» **Records excerpted from a collection**:
—————

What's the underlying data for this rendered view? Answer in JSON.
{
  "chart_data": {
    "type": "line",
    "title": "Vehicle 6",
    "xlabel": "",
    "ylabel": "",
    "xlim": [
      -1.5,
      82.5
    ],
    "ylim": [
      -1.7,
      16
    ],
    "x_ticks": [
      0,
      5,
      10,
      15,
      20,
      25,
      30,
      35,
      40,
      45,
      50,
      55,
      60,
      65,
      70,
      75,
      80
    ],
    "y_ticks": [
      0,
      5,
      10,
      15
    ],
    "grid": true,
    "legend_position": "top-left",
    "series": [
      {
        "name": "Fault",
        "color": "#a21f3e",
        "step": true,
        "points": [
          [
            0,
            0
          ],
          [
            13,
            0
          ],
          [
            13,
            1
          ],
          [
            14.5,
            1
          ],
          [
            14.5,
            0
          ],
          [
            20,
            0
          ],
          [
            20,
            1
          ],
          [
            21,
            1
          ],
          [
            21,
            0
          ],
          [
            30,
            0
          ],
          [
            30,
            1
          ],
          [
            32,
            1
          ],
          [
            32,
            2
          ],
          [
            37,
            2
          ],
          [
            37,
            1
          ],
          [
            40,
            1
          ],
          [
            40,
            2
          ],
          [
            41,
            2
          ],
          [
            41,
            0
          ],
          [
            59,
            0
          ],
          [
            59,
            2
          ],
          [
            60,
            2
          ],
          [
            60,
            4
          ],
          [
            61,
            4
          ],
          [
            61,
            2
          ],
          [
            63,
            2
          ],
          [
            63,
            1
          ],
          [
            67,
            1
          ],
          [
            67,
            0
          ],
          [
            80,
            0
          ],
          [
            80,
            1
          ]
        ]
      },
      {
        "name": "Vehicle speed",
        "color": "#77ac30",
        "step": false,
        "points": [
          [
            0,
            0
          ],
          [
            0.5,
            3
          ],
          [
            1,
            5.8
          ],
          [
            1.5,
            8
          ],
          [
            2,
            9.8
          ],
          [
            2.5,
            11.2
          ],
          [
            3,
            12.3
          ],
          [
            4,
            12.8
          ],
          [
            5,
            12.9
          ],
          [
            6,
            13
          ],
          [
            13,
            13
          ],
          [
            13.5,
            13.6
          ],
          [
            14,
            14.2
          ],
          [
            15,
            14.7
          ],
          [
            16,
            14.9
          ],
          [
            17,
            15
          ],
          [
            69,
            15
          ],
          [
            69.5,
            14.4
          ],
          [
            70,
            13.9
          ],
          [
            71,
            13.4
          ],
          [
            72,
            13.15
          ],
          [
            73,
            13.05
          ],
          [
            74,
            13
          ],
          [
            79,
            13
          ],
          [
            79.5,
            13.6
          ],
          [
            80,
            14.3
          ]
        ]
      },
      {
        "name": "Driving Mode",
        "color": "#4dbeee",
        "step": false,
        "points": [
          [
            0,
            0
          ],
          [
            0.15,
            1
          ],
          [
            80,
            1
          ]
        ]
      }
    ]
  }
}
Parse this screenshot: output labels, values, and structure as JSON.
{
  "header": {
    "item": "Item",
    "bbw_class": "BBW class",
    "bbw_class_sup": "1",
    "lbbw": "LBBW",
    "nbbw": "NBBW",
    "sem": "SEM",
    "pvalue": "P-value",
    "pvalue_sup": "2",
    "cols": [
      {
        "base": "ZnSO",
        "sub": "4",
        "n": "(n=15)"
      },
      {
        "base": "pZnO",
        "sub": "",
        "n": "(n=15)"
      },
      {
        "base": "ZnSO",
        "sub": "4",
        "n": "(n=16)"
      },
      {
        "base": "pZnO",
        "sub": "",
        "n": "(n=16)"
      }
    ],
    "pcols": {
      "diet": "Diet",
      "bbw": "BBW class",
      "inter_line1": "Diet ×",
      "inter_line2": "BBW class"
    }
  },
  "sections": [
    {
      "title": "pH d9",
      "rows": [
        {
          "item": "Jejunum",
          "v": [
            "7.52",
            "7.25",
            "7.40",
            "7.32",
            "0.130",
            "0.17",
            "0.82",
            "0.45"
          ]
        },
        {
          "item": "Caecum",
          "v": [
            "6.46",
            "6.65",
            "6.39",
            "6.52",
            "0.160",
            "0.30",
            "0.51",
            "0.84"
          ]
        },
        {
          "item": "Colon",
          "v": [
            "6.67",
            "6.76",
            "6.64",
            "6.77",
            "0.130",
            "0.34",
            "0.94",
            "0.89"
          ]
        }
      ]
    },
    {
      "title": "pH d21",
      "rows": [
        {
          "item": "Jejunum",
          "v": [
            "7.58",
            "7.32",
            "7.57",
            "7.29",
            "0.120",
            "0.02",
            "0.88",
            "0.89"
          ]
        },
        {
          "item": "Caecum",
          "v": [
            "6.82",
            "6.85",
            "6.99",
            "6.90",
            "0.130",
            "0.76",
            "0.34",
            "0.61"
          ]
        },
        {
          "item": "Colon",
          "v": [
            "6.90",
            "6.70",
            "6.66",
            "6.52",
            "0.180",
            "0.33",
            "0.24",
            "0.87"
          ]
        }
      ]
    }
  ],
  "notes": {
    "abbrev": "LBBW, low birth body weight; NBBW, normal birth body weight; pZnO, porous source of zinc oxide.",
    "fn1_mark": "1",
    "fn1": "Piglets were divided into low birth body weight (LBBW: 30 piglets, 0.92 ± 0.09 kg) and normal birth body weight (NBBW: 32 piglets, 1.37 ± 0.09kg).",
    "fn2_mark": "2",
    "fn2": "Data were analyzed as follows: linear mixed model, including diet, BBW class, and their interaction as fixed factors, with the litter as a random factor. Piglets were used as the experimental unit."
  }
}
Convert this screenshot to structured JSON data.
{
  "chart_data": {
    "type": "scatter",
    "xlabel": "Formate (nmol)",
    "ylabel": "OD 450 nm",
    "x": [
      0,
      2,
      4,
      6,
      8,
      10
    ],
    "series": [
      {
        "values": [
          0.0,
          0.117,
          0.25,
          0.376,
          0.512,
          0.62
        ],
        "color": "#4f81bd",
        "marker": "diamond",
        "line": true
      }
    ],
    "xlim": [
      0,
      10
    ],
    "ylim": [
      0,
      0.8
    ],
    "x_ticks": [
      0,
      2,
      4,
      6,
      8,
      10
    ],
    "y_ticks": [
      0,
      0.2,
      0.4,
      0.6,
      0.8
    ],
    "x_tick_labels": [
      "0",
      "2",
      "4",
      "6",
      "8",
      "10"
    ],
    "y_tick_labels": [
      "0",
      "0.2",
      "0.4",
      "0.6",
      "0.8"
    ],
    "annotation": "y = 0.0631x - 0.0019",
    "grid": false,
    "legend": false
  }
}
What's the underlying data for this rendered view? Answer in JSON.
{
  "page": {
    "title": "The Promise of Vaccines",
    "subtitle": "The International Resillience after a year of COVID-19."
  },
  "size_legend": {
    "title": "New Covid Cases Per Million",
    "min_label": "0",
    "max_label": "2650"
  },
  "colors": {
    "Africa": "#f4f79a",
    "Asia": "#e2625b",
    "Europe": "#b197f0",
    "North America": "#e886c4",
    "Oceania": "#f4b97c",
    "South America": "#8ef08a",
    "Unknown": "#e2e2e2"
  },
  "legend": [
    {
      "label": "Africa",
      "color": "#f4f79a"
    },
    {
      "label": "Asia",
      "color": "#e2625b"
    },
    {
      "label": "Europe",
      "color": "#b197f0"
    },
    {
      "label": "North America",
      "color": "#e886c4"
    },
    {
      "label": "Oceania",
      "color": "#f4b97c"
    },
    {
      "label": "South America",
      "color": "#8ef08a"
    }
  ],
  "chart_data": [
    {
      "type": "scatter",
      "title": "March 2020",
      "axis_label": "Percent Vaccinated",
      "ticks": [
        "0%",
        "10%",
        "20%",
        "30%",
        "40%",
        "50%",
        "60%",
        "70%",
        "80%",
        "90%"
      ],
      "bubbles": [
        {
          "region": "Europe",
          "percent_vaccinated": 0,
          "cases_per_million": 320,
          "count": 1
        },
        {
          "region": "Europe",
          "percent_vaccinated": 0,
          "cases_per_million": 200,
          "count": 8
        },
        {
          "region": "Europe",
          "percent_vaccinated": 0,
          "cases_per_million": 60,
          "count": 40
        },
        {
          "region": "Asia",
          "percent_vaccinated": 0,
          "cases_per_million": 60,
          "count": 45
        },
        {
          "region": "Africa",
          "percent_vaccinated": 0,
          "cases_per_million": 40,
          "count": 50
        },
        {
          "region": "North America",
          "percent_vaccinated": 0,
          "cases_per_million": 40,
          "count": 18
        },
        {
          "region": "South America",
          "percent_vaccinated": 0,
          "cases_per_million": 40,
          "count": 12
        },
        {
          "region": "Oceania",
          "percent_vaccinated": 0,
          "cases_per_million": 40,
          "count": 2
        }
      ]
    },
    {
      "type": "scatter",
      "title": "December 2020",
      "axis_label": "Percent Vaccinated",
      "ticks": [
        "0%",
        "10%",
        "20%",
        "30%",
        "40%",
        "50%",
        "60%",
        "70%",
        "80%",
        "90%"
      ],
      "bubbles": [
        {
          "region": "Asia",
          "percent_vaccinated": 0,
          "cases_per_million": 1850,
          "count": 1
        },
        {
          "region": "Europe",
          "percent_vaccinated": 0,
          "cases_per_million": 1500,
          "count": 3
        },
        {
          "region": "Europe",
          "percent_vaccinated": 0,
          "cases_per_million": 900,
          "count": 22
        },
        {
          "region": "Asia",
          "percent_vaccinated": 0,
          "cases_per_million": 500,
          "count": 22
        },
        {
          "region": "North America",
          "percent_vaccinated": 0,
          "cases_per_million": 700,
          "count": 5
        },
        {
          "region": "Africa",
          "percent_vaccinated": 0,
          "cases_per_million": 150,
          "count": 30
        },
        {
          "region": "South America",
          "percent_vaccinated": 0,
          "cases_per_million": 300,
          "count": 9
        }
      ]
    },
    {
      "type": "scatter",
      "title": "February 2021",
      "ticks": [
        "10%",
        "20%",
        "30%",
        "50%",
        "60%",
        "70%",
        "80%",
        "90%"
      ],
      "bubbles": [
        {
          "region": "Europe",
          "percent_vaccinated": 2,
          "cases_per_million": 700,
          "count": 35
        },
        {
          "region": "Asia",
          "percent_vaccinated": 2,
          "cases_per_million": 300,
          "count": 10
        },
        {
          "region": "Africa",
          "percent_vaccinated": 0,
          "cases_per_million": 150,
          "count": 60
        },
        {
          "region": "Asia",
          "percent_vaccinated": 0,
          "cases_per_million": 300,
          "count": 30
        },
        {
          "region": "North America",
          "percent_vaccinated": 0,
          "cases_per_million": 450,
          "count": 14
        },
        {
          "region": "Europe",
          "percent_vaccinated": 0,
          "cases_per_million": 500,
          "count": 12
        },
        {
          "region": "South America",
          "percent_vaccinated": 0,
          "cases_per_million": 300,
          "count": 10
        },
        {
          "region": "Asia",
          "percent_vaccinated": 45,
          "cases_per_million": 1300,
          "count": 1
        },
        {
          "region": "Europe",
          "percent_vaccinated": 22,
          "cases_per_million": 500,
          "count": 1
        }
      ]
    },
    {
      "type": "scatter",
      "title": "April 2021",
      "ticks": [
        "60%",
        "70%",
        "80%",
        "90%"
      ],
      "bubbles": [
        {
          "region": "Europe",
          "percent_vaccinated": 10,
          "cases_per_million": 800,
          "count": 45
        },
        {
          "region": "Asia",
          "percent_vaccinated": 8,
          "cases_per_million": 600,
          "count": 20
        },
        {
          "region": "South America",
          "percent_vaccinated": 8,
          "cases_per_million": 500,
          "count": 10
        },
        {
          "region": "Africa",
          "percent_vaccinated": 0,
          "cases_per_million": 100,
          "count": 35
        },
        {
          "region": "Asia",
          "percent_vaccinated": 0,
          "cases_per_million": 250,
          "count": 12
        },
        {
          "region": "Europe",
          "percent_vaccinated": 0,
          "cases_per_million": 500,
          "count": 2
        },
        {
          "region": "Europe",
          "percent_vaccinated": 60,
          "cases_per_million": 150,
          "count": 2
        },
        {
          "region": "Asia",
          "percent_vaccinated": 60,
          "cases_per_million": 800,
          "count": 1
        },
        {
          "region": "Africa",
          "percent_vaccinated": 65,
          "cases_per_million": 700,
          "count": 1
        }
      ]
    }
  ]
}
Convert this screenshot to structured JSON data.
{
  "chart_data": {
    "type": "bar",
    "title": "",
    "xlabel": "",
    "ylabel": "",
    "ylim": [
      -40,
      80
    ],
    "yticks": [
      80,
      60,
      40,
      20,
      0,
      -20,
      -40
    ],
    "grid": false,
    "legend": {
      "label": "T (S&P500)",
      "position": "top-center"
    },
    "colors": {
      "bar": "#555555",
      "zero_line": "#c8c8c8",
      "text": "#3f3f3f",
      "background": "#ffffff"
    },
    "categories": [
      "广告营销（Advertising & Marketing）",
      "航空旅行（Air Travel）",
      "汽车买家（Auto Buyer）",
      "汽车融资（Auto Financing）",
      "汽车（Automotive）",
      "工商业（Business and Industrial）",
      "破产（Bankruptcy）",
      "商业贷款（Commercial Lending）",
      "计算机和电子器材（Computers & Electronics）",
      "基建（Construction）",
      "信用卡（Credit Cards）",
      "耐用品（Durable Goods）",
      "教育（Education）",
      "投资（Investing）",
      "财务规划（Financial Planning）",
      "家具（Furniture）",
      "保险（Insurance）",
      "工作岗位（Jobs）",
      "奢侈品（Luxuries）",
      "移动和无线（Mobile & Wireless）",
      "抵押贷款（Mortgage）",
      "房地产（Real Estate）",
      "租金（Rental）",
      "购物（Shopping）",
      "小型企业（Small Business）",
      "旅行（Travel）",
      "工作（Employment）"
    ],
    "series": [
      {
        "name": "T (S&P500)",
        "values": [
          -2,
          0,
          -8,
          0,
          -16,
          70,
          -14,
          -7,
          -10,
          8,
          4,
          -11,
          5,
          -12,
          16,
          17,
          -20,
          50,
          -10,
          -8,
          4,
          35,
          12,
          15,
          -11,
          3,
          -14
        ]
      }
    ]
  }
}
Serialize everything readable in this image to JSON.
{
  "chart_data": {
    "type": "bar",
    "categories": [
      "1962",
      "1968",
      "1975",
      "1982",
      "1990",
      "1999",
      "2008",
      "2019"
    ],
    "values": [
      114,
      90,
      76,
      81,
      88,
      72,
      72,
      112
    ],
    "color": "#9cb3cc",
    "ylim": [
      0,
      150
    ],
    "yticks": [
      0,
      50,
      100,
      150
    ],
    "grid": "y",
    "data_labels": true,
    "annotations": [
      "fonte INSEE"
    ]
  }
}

—————

» **WORK INSTRUCTIONS**: In the listing, find every line containing the word "Piglets" and list it.

» **THE ANSWER**:
    "fn1": "Piglets were divided into low birth body weight (LBBW: 30 piglets, 0.92 ± 0.09 kg) and normal birth body weight (NBBW: 32 piglets, 1.37 ± 0.09kg).",
    "fn2": "Data were analyzed as follows: linear mixed model, including diet, BBW class, and their interaction as fixed factors, with the litter as a random factor. Piglets were used as the experimental unit."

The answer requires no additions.